■ Dataset items:
- - - - -

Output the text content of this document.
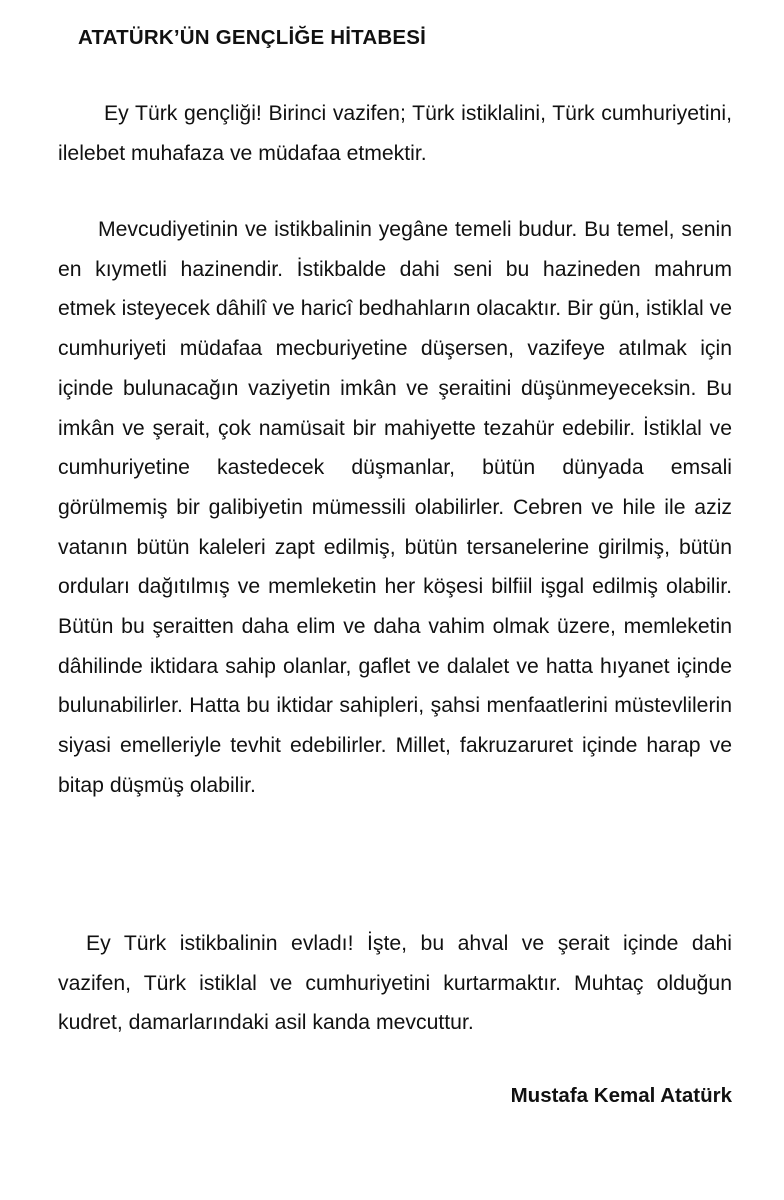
ATATÜRK’ÜN GENÇLİĞE HİTABESİ

Ey Türk gençliği! Birinci vazifen; Türk istiklalini, Türk cumhuriyetini, ilelebet muhafaza ve müdafaa etmektir.

Mevcudiyetinin ve istikbalinin yegâne temeli budur. Bu temel, senin en kıymetli hazinendir. İstikbalde dahi seni bu hazineden mahrum etmek isteyecek dâhilî ve haricî bedhahların olacaktır. Bir gün, istiklal ve cumhuriyeti müdafaa mecburiyetine düşersen, vazifeye atılmak için içinde bulunacağın vaziyetin imkân ve şeraitini düşünmeyeceksin. Bu imkân ve şerait, çok namüsait bir mahiyette tezahür edebilir. İstiklal ve cumhuriyetine kastedecek düşmanlar, bütün dünyada emsali görülmemiş bir galibiyetin mümessili olabilirler. Cebren ve hile ile aziz vatanın bütün kaleleri zapt edilmiş, bütün tersanelerine girilmiş, bütün orduları dağıtılmış ve memleketin her köşesi bilfiil işgal edilmiş olabilir. Bütün bu şeraitten daha elim ve daha vahim olmak üzere, memleketin dâhilinde iktidara sahip olanlar, gaflet ve dalalet ve hatta hıyanet içinde bulunabilirler. Hatta bu iktidar sahipleri, şahsi menfaatlerini müstevlilerin siyasi emelleriyle tevhit edebilirler. Millet, fakruzaruret içinde harap ve bitap düşmüş olabilir.

Ey Türk istikbalinin evladı! İşte, bu ahval ve şerait içinde dahi vazifen, Türk istiklal ve cumhuriyetini kurtarmaktır. Muhtaç olduğun kudret, damarlarındaki asil kanda mevcuttur.

Mustafa Kemal Atatürk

- - - - -

■ Task description:
Set down the complete material exactly, but do not include the images.

■ Reply to the exercise:
Output the text content of this document.
ATATÜRK’ÜN GENÇLİĞE HİTABESİ

Ey Türk gençliği! Birinci vazifen; Türk istiklalini, Türk cumhuriyetini, ilelebet muhafaza ve müdafaa etmektir.

Mevcudiyetinin ve istikbalinin yegâne temeli budur. Bu temel, senin en kıymetli hazinendir. İstikbalde dahi seni bu hazineden mahrum etmek isteyecek dâhilî ve haricî bedhahların olacaktır. Bir gün, istiklal ve cumhuriyeti müdafaa mecburiyetine düşersen, vazifeye atılmak için içinde bulunacağın vaziyetin imkân ve şeraitini düşünmeyeceksin. Bu imkân ve şerait, çok namüsait bir mahiyette tezahür edebilir. İstiklal ve cumhuriyetine kastedecek düşmanlar, bütün dünyada emsali görülmemiş bir galibiyetin mümessili olabilirler. Cebren ve hile ile aziz vatanın bütün kaleleri zapt edilmiş, bütün tersanelerine girilmiş, bütün orduları dağıtılmış ve memleketin her köşesi bilfiil işgal edilmiş olabilir. Bütün bu şeraitten daha elim ve daha vahim olmak üzere, memleketin dâhilinde iktidara sahip olanlar, gaflet ve dalalet ve hatta hıyanet içinde bulunabilirler. Hatta bu iktidar sahipleri, şahsi menfaatlerini müstevlilerin siyasi emelleriyle tevhit edebilirler. Millet, fakruzaruret içinde harap ve bitap düşmüş olabilir.

Ey Türk istikbalinin evladı! İşte, bu ahval ve şerait içinde dahi vazifen, Türk istiklal ve cumhuriyetini kurtarmaktır. Muhtaç olduğun kudret, damarlarındaki asil kanda mevcuttur.

Mustafa Kemal Atatürk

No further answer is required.